---------- DATA PROVIDED ----------

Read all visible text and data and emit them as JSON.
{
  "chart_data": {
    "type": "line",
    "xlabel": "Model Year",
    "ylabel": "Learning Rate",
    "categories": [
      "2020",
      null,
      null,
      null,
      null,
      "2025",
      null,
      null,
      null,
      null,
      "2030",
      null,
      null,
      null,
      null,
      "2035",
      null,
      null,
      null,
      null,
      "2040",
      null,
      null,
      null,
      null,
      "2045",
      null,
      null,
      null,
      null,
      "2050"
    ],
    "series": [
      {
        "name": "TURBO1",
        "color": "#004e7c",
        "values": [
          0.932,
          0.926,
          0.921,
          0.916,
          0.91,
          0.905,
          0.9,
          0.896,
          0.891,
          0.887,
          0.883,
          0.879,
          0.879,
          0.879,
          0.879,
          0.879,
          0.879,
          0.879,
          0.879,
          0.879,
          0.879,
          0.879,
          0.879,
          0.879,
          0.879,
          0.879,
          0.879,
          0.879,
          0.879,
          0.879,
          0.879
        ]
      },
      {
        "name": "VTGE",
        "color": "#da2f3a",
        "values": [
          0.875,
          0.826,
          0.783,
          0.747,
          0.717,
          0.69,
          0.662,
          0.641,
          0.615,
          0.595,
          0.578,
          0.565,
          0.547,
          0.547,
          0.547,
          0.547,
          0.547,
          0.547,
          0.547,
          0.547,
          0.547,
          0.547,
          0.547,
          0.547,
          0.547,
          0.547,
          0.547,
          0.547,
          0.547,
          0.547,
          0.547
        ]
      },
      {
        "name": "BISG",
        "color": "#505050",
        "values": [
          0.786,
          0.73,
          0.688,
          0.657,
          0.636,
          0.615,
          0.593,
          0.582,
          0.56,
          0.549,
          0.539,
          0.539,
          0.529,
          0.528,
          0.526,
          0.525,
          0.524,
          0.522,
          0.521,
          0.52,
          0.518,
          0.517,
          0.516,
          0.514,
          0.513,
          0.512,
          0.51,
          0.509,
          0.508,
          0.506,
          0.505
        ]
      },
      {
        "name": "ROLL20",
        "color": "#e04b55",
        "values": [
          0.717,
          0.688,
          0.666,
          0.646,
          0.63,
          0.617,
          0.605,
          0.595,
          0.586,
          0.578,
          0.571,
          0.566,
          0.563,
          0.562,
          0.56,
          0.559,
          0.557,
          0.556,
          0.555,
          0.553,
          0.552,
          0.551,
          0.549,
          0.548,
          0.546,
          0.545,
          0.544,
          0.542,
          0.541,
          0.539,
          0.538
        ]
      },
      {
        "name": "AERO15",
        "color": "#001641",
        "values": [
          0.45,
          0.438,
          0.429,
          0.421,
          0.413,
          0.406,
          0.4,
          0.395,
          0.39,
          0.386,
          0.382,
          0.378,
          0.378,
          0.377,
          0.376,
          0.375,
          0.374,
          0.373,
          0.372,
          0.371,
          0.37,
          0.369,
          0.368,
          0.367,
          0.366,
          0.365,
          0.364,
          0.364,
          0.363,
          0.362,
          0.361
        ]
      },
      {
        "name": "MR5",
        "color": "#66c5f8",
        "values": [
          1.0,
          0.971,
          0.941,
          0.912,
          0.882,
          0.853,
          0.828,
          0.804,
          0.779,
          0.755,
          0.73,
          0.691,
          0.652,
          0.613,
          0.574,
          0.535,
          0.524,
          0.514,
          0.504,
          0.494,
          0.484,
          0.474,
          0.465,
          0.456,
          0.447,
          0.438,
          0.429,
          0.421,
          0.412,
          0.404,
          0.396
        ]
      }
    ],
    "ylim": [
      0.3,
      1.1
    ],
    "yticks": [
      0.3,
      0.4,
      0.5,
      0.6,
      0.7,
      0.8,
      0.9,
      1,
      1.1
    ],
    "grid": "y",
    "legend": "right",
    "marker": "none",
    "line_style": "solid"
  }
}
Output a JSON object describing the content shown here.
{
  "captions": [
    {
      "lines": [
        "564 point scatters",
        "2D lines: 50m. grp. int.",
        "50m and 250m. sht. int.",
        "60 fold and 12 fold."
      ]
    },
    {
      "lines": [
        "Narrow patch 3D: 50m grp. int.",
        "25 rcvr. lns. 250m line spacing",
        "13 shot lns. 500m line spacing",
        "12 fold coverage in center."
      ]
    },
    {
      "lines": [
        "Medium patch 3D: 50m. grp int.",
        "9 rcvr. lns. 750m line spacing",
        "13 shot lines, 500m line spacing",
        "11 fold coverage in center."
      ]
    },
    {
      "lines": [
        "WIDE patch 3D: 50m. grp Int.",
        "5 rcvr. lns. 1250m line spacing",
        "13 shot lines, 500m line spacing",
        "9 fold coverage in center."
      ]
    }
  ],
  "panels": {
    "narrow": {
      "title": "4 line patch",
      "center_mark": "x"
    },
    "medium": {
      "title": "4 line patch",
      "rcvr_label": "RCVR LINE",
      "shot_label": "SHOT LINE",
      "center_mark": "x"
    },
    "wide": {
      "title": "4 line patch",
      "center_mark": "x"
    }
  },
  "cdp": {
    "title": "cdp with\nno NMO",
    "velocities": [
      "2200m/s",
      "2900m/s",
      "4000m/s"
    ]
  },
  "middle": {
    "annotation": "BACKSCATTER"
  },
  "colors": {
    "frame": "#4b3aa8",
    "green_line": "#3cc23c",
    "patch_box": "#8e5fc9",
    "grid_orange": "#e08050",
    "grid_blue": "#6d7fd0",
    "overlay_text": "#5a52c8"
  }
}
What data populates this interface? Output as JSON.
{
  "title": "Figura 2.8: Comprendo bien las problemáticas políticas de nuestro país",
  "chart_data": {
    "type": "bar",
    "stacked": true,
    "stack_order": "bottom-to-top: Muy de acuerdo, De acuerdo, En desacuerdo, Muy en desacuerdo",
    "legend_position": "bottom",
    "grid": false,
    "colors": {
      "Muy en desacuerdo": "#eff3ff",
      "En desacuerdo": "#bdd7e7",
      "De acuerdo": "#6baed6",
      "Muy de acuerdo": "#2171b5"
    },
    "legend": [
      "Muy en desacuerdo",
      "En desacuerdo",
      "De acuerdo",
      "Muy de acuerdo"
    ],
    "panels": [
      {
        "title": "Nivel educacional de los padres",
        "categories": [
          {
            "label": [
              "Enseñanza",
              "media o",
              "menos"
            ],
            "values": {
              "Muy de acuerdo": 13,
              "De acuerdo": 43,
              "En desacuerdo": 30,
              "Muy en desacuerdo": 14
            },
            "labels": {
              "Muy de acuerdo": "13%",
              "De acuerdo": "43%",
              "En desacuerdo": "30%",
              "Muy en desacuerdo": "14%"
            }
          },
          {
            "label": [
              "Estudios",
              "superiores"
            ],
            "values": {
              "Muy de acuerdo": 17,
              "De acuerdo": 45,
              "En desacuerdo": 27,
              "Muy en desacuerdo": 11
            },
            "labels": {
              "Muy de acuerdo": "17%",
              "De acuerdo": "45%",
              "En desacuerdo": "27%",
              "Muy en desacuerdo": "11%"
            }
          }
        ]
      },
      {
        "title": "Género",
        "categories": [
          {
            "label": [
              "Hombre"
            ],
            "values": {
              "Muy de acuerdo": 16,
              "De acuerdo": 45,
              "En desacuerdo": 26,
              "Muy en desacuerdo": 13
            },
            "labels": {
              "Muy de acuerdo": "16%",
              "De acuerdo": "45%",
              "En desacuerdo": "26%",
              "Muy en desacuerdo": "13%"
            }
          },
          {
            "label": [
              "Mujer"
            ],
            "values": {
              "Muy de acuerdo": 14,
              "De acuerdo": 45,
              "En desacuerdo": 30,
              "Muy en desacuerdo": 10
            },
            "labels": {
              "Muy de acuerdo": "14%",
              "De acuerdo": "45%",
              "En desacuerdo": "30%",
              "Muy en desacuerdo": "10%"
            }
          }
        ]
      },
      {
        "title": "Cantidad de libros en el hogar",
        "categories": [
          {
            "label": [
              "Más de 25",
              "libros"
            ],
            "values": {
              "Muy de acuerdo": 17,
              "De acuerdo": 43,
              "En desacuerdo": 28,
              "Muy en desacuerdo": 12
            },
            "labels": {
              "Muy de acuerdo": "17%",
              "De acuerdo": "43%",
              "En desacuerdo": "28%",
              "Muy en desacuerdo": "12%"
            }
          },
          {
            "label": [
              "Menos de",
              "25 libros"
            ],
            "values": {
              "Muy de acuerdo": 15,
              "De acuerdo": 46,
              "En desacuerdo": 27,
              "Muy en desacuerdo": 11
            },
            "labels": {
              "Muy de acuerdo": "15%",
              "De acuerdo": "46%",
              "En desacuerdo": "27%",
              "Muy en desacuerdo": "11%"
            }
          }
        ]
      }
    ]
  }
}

----------

_EXERCISE DETAILS_: Show each line of the listing that holds the string "libros".

_OUTPUT FOR THIS EXERCISE_:
        "title": "Cantidad de libros en el hogar",
              "libros"
              "25 libros"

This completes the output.